>> begin Material

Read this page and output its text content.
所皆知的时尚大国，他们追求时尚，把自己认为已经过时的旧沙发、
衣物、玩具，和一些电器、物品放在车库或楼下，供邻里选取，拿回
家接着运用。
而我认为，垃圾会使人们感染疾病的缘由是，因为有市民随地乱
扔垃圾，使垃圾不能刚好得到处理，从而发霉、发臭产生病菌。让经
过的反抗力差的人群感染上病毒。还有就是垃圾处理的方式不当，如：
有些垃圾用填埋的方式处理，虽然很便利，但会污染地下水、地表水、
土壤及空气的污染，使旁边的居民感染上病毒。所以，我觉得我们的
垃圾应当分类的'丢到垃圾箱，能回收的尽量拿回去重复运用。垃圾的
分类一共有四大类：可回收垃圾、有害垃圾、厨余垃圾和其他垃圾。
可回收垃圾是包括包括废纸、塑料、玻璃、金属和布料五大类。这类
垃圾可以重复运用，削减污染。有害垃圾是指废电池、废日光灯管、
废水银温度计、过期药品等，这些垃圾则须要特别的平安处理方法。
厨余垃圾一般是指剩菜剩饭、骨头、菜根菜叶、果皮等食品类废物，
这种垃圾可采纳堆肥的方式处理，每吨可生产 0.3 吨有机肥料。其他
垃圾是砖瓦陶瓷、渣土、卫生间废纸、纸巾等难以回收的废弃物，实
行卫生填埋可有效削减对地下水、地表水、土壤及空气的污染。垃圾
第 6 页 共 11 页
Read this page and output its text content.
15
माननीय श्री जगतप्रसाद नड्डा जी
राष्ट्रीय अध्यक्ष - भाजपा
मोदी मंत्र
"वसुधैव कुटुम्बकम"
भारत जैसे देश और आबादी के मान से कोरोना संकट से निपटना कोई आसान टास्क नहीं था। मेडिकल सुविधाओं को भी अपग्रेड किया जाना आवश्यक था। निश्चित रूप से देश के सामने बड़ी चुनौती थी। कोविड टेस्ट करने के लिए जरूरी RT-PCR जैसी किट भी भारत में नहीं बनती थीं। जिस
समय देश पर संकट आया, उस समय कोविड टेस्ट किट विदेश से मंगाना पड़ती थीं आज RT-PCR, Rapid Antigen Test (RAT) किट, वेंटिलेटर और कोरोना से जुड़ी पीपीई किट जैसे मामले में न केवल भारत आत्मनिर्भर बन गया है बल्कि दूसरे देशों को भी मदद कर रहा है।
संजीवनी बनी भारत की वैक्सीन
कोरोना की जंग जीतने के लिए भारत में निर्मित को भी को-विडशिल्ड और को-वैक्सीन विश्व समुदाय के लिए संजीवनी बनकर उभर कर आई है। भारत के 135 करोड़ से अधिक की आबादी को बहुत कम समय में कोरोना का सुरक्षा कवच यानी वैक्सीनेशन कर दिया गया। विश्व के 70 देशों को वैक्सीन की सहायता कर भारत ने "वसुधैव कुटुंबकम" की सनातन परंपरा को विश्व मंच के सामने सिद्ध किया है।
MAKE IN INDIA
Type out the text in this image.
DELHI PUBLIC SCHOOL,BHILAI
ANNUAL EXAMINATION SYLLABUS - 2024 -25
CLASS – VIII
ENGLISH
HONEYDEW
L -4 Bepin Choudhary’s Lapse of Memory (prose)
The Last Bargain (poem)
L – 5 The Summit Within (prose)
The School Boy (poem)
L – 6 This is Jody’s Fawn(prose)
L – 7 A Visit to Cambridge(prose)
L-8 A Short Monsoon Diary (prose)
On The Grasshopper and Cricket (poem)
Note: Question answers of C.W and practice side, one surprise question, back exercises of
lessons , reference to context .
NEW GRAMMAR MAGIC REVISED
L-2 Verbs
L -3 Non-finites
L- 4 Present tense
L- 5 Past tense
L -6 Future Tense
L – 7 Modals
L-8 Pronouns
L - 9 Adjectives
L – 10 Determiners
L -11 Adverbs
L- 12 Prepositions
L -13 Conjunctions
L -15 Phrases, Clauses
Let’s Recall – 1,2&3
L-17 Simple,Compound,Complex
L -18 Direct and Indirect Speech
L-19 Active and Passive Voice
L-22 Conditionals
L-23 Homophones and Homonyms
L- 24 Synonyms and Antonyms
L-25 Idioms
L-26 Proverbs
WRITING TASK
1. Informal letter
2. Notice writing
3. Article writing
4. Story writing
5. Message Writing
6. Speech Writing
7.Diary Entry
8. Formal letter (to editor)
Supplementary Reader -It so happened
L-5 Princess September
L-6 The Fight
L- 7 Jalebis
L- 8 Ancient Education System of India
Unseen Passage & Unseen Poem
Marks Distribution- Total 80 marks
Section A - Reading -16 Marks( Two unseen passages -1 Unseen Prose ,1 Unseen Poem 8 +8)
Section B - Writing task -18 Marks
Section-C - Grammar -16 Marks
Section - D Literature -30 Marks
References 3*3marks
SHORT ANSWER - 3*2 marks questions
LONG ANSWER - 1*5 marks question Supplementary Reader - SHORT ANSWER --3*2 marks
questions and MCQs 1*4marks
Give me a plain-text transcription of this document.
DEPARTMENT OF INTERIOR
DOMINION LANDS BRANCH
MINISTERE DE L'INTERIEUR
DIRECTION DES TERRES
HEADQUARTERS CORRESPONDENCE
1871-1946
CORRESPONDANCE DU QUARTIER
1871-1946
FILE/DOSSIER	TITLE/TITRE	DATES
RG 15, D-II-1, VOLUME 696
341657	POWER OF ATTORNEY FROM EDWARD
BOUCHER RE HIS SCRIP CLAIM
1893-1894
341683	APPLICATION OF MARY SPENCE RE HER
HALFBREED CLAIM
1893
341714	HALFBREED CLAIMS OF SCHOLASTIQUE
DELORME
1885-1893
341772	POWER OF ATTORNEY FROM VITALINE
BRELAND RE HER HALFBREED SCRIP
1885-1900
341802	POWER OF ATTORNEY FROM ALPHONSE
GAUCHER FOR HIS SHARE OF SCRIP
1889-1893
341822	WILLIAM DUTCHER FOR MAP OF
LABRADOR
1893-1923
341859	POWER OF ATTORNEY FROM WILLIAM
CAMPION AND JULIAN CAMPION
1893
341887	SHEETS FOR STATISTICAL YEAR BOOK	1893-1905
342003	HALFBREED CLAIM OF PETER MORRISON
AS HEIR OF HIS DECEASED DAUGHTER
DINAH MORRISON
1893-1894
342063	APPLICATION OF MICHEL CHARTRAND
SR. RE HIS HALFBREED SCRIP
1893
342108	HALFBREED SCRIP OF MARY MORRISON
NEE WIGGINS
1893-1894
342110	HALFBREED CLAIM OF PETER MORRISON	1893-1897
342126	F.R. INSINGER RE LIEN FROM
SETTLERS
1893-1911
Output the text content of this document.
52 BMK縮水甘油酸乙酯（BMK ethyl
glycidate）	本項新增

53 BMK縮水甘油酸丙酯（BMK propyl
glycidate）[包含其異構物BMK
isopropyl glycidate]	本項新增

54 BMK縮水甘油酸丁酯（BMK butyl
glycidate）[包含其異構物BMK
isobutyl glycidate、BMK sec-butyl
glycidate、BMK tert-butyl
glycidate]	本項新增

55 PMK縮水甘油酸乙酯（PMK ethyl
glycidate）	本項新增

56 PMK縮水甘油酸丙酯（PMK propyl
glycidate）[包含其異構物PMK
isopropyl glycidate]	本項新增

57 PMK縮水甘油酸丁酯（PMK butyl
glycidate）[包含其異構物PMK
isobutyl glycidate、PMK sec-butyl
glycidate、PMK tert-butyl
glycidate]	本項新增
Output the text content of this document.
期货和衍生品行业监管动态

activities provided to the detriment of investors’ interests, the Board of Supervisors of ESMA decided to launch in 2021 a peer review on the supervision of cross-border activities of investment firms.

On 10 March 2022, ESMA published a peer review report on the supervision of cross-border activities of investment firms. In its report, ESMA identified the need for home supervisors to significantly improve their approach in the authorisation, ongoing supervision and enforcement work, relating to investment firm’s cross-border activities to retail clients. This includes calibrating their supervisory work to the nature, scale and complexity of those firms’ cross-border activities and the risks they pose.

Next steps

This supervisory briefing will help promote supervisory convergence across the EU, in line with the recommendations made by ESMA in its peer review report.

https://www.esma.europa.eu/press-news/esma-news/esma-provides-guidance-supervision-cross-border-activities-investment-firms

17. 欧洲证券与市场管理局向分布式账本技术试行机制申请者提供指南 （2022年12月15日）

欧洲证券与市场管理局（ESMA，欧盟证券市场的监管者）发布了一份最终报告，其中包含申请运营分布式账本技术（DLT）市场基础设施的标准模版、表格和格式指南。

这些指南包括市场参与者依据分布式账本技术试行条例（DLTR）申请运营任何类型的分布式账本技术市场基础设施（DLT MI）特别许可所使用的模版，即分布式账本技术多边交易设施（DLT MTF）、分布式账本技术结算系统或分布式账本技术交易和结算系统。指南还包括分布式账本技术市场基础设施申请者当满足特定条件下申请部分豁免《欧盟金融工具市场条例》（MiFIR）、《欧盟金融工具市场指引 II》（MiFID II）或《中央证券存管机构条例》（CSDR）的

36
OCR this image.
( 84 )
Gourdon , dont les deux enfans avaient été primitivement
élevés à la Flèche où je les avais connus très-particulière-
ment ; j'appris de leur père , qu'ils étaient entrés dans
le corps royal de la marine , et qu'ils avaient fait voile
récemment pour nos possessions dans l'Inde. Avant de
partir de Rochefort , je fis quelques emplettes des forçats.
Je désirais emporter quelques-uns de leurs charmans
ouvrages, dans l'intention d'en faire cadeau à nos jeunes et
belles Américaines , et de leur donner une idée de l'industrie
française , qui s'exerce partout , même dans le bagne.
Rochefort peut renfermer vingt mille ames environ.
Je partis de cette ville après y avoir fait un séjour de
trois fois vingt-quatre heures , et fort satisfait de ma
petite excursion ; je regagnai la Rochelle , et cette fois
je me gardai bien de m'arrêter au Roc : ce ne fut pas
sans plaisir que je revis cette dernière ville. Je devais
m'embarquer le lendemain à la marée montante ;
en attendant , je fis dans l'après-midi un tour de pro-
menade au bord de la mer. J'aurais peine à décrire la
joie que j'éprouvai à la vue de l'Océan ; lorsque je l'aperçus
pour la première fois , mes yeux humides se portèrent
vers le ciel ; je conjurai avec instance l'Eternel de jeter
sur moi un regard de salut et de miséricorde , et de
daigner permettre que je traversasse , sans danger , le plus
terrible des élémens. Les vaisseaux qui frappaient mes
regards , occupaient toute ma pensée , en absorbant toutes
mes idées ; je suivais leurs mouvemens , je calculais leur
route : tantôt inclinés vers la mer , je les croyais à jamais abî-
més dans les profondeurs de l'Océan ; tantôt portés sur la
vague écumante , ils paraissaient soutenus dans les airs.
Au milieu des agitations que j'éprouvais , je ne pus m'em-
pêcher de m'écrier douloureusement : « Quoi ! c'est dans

>> end Material

### [Given request]
Tell how many lines of the records above hold the string "Speech". Give no other text.

### [Solution]
2